* [DOCUMENT EXCERPT]
· · · ·

Culxr House: Freedom Summer features more than a dozen collaborators. Photo by Andre Sessions.

The Omaha hip hop scene started to take form in 2014, according to hip hop artist and founder of Culxr House Marcey Yates. He had just come home after leaving the state for audio engineering school, and when he returned, artists like Mars Black, Black Jonny Quest, Conny Franko and King ISO were on the scene and releasing music. That year, Yates released a handful of his own albums, including a collaborative effort with Xoboi, titled Sophomore Slump. On that LP, the duo sounds relentless, with assertive, complementary flows that attack each track, like they had something to prove.

Veterans of the Omaha scene now, Yates and Xoboi have been collaborating for nearly a decade. But their ambitions have grown beyond music.

“It’s bigger than hip hop. It’s always been bigger than hip hop,” Yates said. “It’s using your platform to make changes or bring awareness to things that reflect your community.”

Today, Yates runs Culxr House (pronounced “culture”), a community center on North 24th Street that serves as a meeting place for artists, activists and future civic leaders. It brings in crowds with its open mic nights, art shows and lectures.

On July 30, Yates and Xoboi released Culxr House: Freedom Summer on Saddle Creek Records, showcasing the artistic community that has formed at the North Omaha creative and entrepreneurship hub. Within that context, Yates’ intentions for the album were straightforward.

“The mission is always just to make good music,” he said. “I don’t see it as anything outside of that. It was going to be what I wanted it to be at the end of the day, which was going to be a good record.”

The album art for Culxr House: Freedom Summer. Art by Rosalia Alexis.

Saddle Creek has created a successful niche in the rock and folk lanes and has rarely veered into different territory. Hip hop has gone largely unrepresented. But the label has kept up with Yates’ and Xoboi’s music over the years and watched Culxr House blossom into the community hotspot it is today.

· · · ·

* [WORK TO DO]
How does the article above about Culxr House and its Freedom Summer album go on after its last sentence? Write the passage that follows.

* [GIVEN INFORMATION]
· · · ·

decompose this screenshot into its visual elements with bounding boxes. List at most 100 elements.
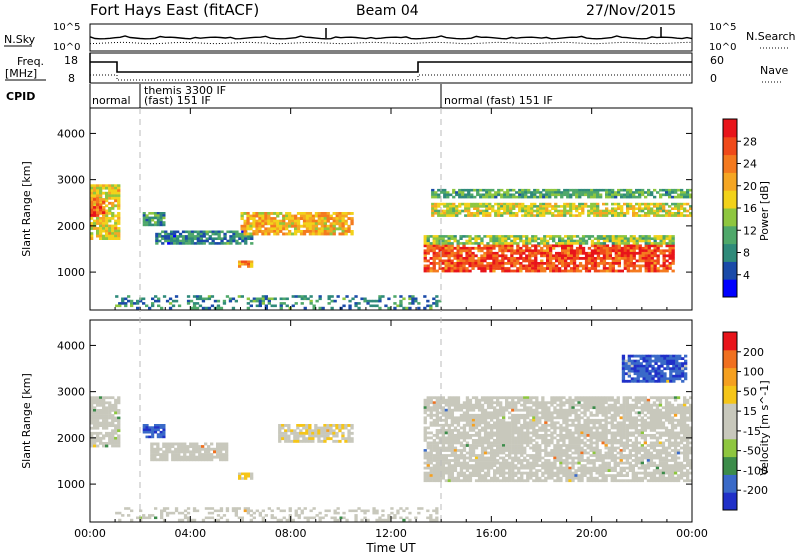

· · · ·

* [FINAL RESULT]
“Any time we connect with an artist on a creative and personal level the way we have here, we will always be interested in working with them, regardless of genre,” said CJ Olson, a Saddle Creek spokesperson.

The duo respects Saddle Creek’s status, too, as a national tastemaker and target for local acts to strive for. Xoboi, aka Lorenzo Fuller, said while he’s mainly into hip hop, he grew up going to shows at the long-defunct Cog Factory, the influential, hole-in-the-wall punk club on Leavenworth where many early Saddle Creek bands cut their teeth.

“This is one of those, ‘Oh, that’s full circle for me’ things,” Xoboi said.

While last year’s social unrest was the impetus for Freedom Summer, the project shouldn’t be viewed as a protest album, Yates said. “But here and there, you’re going to hear that messaging in there. You’re going to get a good record that was made in that moment.”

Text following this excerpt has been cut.